● Stated goal
Reproduce, unchanged, the lines of the data below from the line with "point-a2 xyxy=(359,99,371,110)" through the line with "point-b xyxy=(446,344,457,355)", including both of those lines.

● The input
——

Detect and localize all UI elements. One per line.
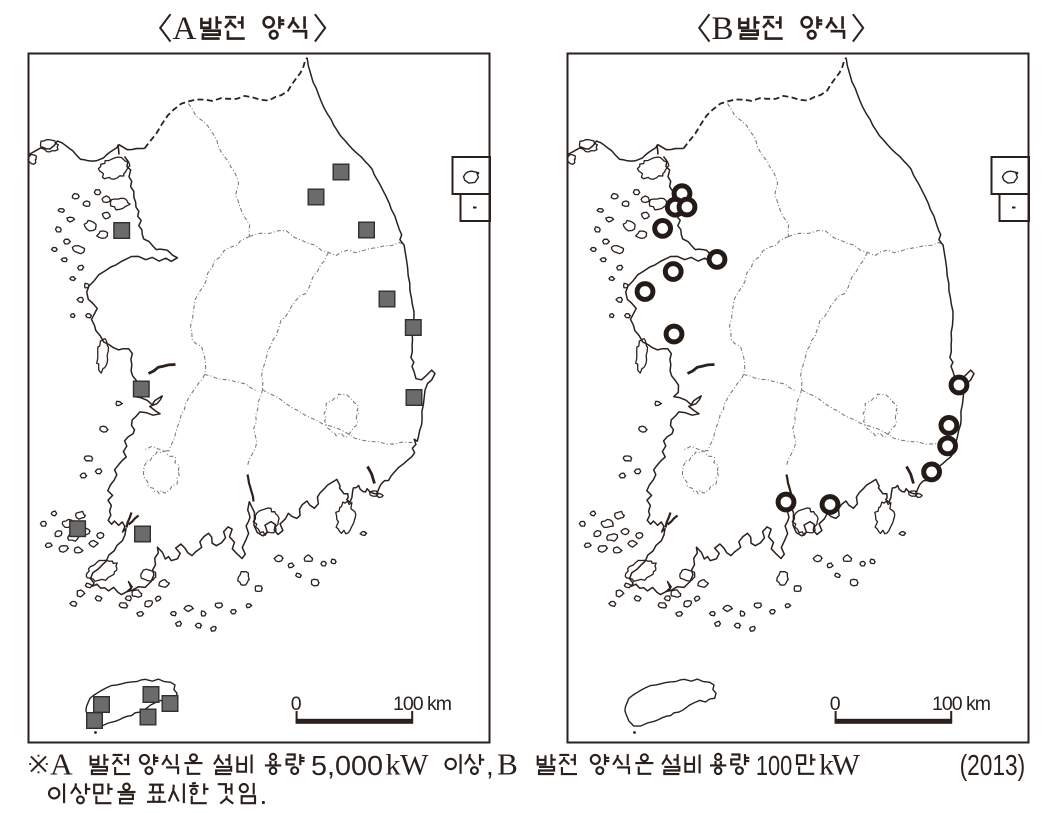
svg-text:100: 100 — [756, 750, 792, 781]
svg-text:,: , — [486, 750, 494, 781]
svg-text:.: . — [260, 779, 268, 810]
svg-text:kW: kW — [819, 749, 861, 782]
svg-text:A: A — [50, 747, 73, 782]
svg-text:A: A — [173, 11, 197, 47]
svg-text:kW: kW — [386, 749, 430, 782]
svg-text:B: B — [712, 11, 734, 47]
svg-text:5,000: 5,000 — [311, 750, 383, 781]
svg-text:(2013): (2013) — [960, 750, 1026, 782]
svg-text:B: B — [497, 747, 518, 782]
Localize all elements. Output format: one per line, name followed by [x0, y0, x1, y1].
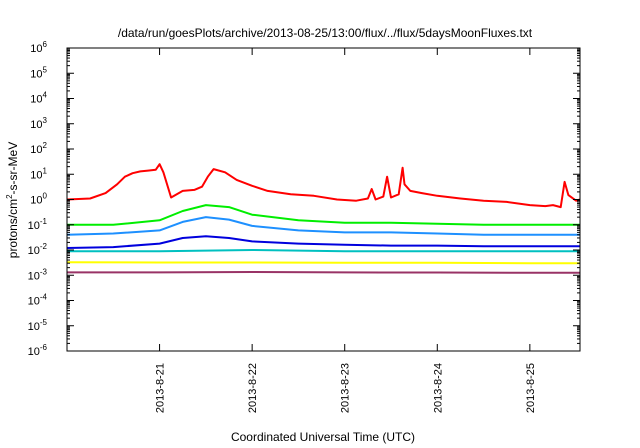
x-tick-label: 2013-8-21 — [155, 363, 167, 413]
y-tick-base: 10 — [30, 43, 42, 55]
y-tick-label: 10-1 — [28, 217, 48, 232]
y-tick-exponent: 4 — [43, 91, 48, 100]
y-axis-label: protons/cm2-s-sr-MeV — [5, 142, 20, 258]
y-tick-base: 10 — [28, 346, 40, 358]
x-tick-label: 2013-8-25 — [525, 363, 537, 413]
series-line-7 — [67, 271, 580, 274]
y-tick-exponent: -1 — [40, 217, 48, 226]
y-tick-base: 10 — [30, 144, 42, 156]
y-axis-label-prefix: protons/cm — [6, 199, 20, 258]
y-tick-exponent: -4 — [40, 293, 48, 302]
y-tick-label: 102 — [30, 141, 47, 156]
y-tick-exponent: 2 — [43, 141, 48, 150]
series-line-2 — [67, 204, 580, 226]
series-line-5 — [67, 249, 580, 253]
y-tick-exponent: -6 — [40, 343, 48, 352]
y-tick-label: 100 — [30, 192, 47, 207]
series-line-6 — [66, 261, 580, 265]
series-line-1 — [66, 163, 581, 209]
y-axis-label-suffix: -s-sr-MeV — [6, 142, 20, 195]
x-tick-label: 2013-8-22 — [247, 363, 259, 413]
y-tick-label: 101 — [30, 166, 47, 181]
plot-frame — [66, 47, 581, 352]
y-tick-label: 104 — [30, 91, 47, 106]
y-tick-label: 106 — [30, 40, 47, 55]
y-tick-exponent: 3 — [43, 116, 48, 125]
y-tick-exponent: -5 — [40, 318, 48, 327]
y-tick-exponent: 1 — [43, 166, 48, 175]
y-tick-exponent: 5 — [43, 65, 48, 74]
y-tick-base: 10 — [30, 68, 42, 80]
y-tick-label: 10-2 — [28, 242, 48, 257]
y-tick-exponent: 0 — [43, 192, 48, 201]
y-tick-base: 10 — [28, 321, 40, 333]
x-axis: 2013-8-21 2013-8-22 2013-8-23 2013-8-24 2013… — [155, 48, 537, 413]
y-tick-label: 10-4 — [28, 293, 48, 308]
x-axis-label: Coordinated Universal Time (UTC) — [231, 430, 415, 444]
y-tick-base: 10 — [28, 245, 40, 257]
y-tick-exponent: 6 — [43, 40, 48, 49]
series-line-4 — [66, 235, 580, 249]
chart-title: /data/run/goesPlots/archive/2013-08-25/1… — [118, 26, 533, 40]
y-tick-base: 10 — [30, 94, 42, 106]
y-tick-label: 10-5 — [28, 318, 48, 333]
series-line-3 — [66, 216, 580, 236]
y-tick-exponent: -3 — [40, 267, 48, 276]
y-axis-label-sup: 2 — [5, 194, 14, 199]
y-tick-base: 10 — [30, 169, 42, 181]
y-tick-label: 10-6 — [28, 343, 48, 358]
y-tick-base: 10 — [30, 195, 42, 207]
x-tick-label: 2013-8-24 — [432, 363, 444, 413]
y-tick-label: 103 — [30, 116, 47, 131]
y-tick-exponent: -2 — [40, 242, 48, 251]
series-layer — [66, 163, 581, 274]
y-tick-base: 10 — [28, 296, 40, 308]
y-tick-label: 105 — [30, 65, 47, 80]
x-tick-label: 2013-8-23 — [340, 363, 352, 413]
y-tick-base: 10 — [28, 220, 40, 232]
y-tick-base: 10 — [30, 119, 42, 131]
y-tick-base: 10 — [28, 270, 40, 282]
y-tick-label: 10-3 — [28, 267, 48, 282]
y-axis: 10-610-510-410-310-210-11001011021031041… — [28, 40, 580, 358]
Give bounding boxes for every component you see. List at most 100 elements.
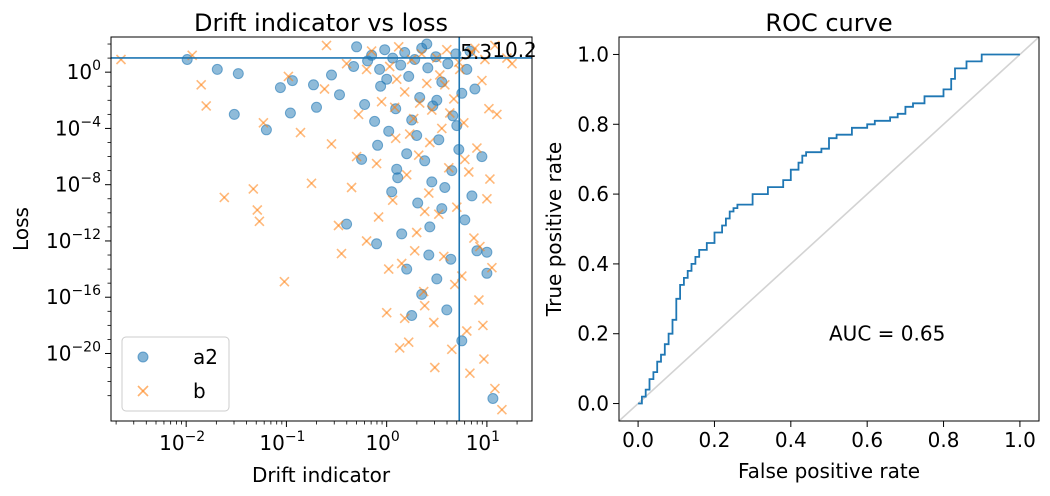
point-a2 xyxy=(359,99,371,110)
point-b xyxy=(399,313,410,324)
point-a2 xyxy=(403,70,415,82)
x-tick-label: 10−2 xyxy=(159,429,205,455)
point-b xyxy=(484,174,495,185)
x-tick-label: 101 xyxy=(466,429,500,455)
point-b xyxy=(319,83,330,95)
loss-threshold-label: 10.2 xyxy=(492,38,537,62)
roc-title: ROC curve xyxy=(765,9,892,37)
point-b xyxy=(439,79,450,90)
point-a2 xyxy=(476,151,488,163)
point-b xyxy=(336,248,347,259)
point-b xyxy=(446,344,457,355)
point-b xyxy=(476,75,487,86)
point-a2 xyxy=(469,83,481,95)
scatter-plot-frame xyxy=(110,36,533,422)
point-b xyxy=(421,78,432,89)
x-tick-label: 100 xyxy=(365,429,399,455)
point-b xyxy=(477,320,488,331)
point-b xyxy=(491,109,502,120)
point-a2 xyxy=(431,94,443,106)
point-b xyxy=(387,195,398,206)
y-tick-label: 10−16 xyxy=(46,283,101,309)
point-a2 xyxy=(391,163,403,175)
point-b xyxy=(393,41,404,52)
point-b xyxy=(438,251,449,262)
roc-x-ticks: 0.0 0.2 0.4 0.6 0.8 1.0 xyxy=(622,421,1036,452)
point-b xyxy=(496,404,507,415)
legend-a2-label: a2 xyxy=(193,345,218,369)
point-b xyxy=(436,123,447,134)
y-tick-label: 10−8 xyxy=(55,171,101,197)
point-a2 xyxy=(395,59,407,71)
drift-threshold-label: 5.3 xyxy=(460,40,492,64)
point-a2 xyxy=(386,186,398,198)
roc-x-tick-label: 0.4 xyxy=(775,428,807,452)
point-b xyxy=(252,204,263,216)
roc-x-tick-label: 1.0 xyxy=(1004,428,1036,452)
y-tick-label: 10−4 xyxy=(55,114,101,140)
point-b xyxy=(458,117,469,128)
point-b xyxy=(403,337,414,348)
point-b xyxy=(419,206,430,217)
point-b xyxy=(426,105,437,116)
roc-x-tick-label: 0.0 xyxy=(622,428,654,452)
x-tick-label: 10−1 xyxy=(259,429,305,455)
point-b xyxy=(473,294,484,306)
point-a2 xyxy=(211,63,223,75)
auc-annotation: AUC = 0.65 xyxy=(829,322,945,346)
point-b xyxy=(433,209,444,220)
point-a2 xyxy=(487,393,499,404)
point-a2 xyxy=(371,238,383,250)
point-a2 xyxy=(466,190,478,202)
point-b xyxy=(115,54,127,65)
point-a2 xyxy=(369,115,381,127)
point-b xyxy=(406,54,417,65)
point-b xyxy=(479,54,490,65)
point-b xyxy=(361,235,372,247)
roc-x-tick-label: 0.6 xyxy=(851,428,883,452)
point-b xyxy=(419,300,430,311)
point-b xyxy=(444,107,455,119)
point-b xyxy=(399,86,410,97)
point-a2 xyxy=(381,73,393,85)
point-b xyxy=(283,71,294,82)
point-b xyxy=(418,286,429,297)
point-b xyxy=(306,178,317,189)
roc-x-label: False positive rate xyxy=(738,459,920,483)
point-b xyxy=(351,151,362,162)
point-a2 xyxy=(374,63,386,75)
point-a2 xyxy=(379,44,391,56)
roc-x-tick-label: 0.2 xyxy=(699,428,731,452)
point-a2 xyxy=(274,82,286,94)
point-a2 xyxy=(311,101,322,113)
point-b xyxy=(373,211,384,223)
point-b xyxy=(201,100,212,111)
point-b xyxy=(353,109,364,120)
point-b xyxy=(361,64,372,75)
point-b xyxy=(391,74,402,85)
point-b xyxy=(390,133,401,144)
point-a2 xyxy=(481,246,493,258)
point-b xyxy=(429,362,440,373)
point-a2 xyxy=(372,139,384,151)
point-b xyxy=(478,354,489,365)
point-b xyxy=(408,113,419,124)
point-b xyxy=(428,317,439,328)
point-a2 xyxy=(284,107,296,119)
point-a2 xyxy=(326,69,337,81)
point-b xyxy=(466,47,477,58)
point-b xyxy=(414,98,425,109)
point-b xyxy=(371,158,382,169)
point-b xyxy=(404,129,415,140)
point-b xyxy=(381,307,392,318)
point-a2 xyxy=(431,273,443,285)
point-a2 xyxy=(461,63,473,75)
roc-y-label: True positive rate xyxy=(542,142,566,317)
scatter-legend: a2 b xyxy=(121,336,230,412)
point-b xyxy=(434,69,445,81)
scatter-title: Drift indicator vs loss xyxy=(194,9,448,37)
point-b xyxy=(401,169,412,180)
y-tick-label: 100 xyxy=(67,58,101,84)
roc-y-tick-label: 0.4 xyxy=(577,252,609,276)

——

● Expected answer
point-a2 xyxy=(359,99,371,110)
point-b xyxy=(399,313,410,324)
point-a2 xyxy=(403,70,415,82)
x-tick-label: 10−2 xyxy=(159,429,205,455)
point-b xyxy=(484,174,495,185)
x-tick-label: 101 xyxy=(466,429,500,455)
point-b xyxy=(319,83,330,95)
loss-threshold-label: 10.2 xyxy=(492,38,537,62)
roc-title: ROC curve xyxy=(765,9,892,37)
point-b xyxy=(439,79,450,90)
point-a2 xyxy=(476,151,488,163)
point-b xyxy=(336,248,347,259)
point-b xyxy=(446,344,457,355)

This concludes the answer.